=== Problem to work on ===
Search the records that follow and extract every line containing the string "placeholder".

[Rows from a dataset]

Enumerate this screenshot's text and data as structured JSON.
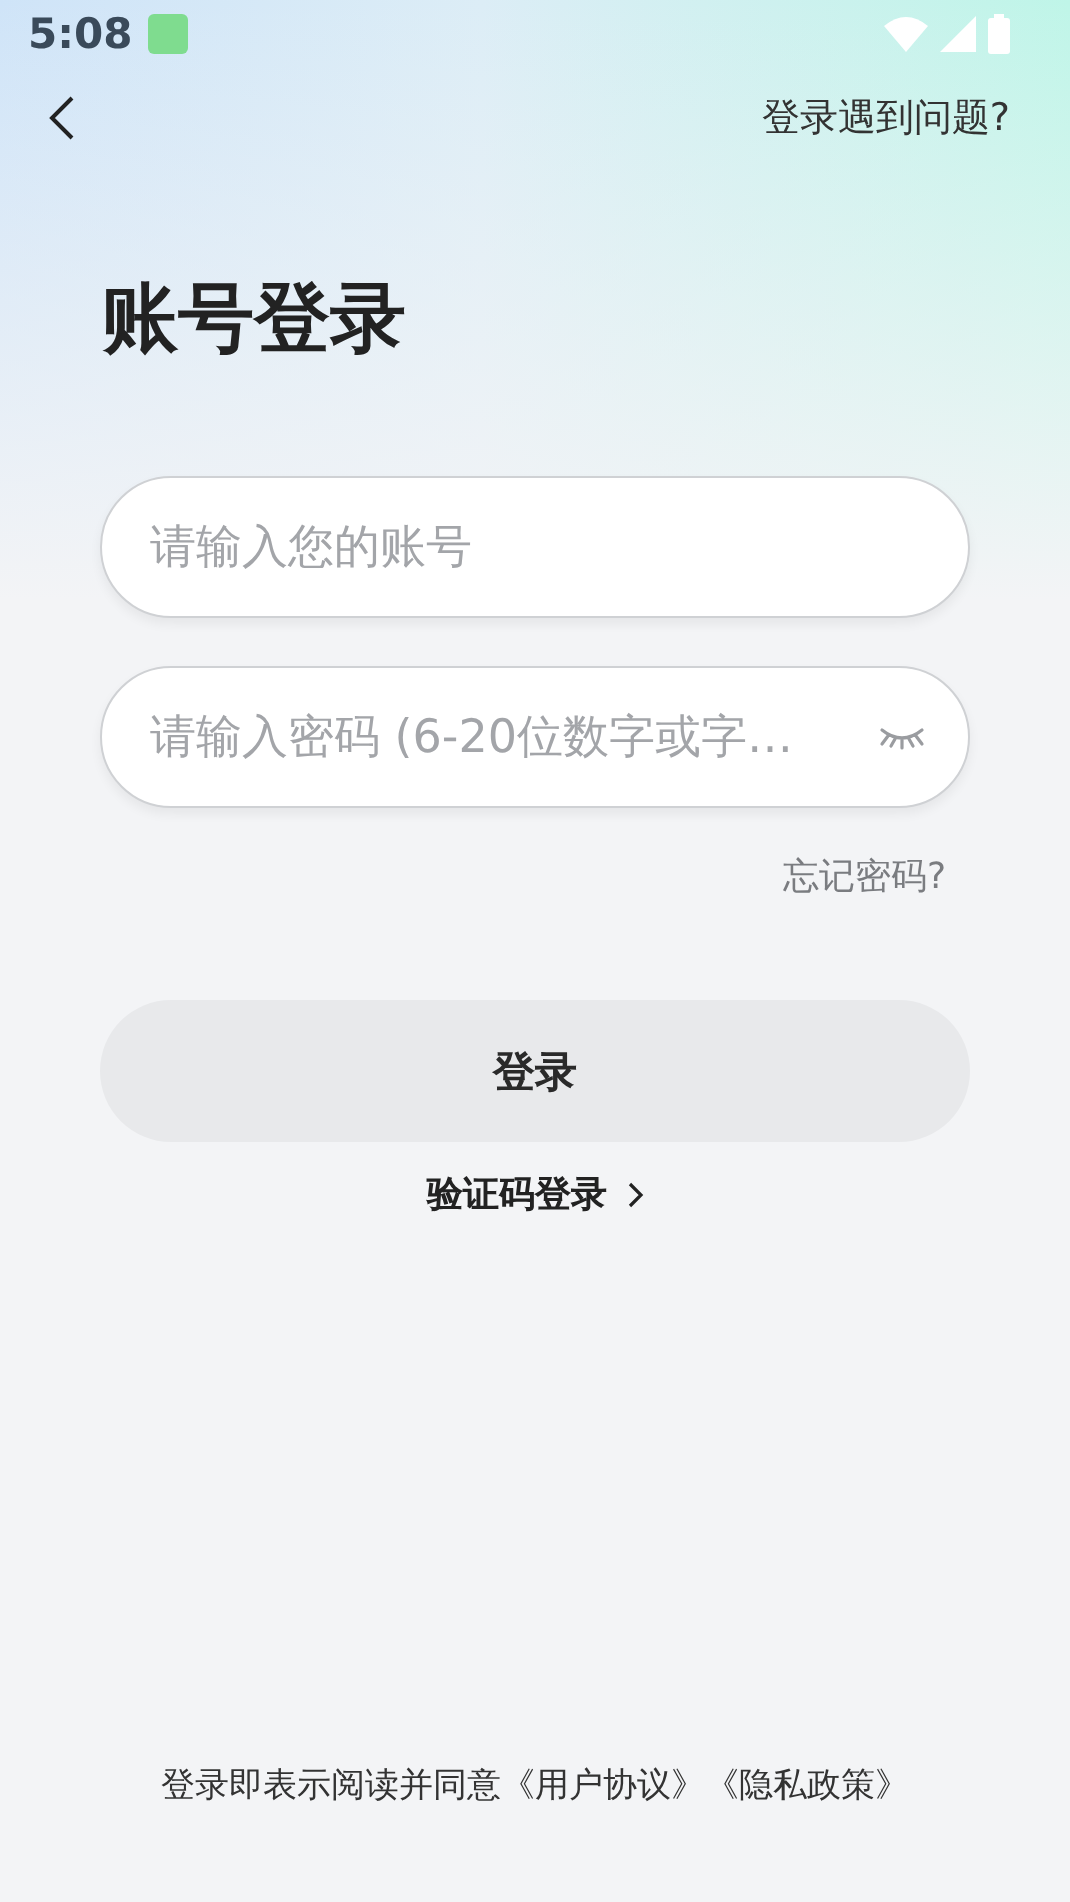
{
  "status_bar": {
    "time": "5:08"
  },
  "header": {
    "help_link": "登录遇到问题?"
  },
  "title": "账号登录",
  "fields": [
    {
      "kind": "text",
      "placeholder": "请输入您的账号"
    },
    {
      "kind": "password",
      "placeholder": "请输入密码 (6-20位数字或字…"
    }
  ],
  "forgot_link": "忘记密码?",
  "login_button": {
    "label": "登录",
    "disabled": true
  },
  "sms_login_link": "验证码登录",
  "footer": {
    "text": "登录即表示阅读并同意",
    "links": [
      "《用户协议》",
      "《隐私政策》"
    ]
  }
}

=== Output for this task ===
      "placeholder": "请输入您的账号"
      "placeholder": "请输入密码 (6-20位数字或字…"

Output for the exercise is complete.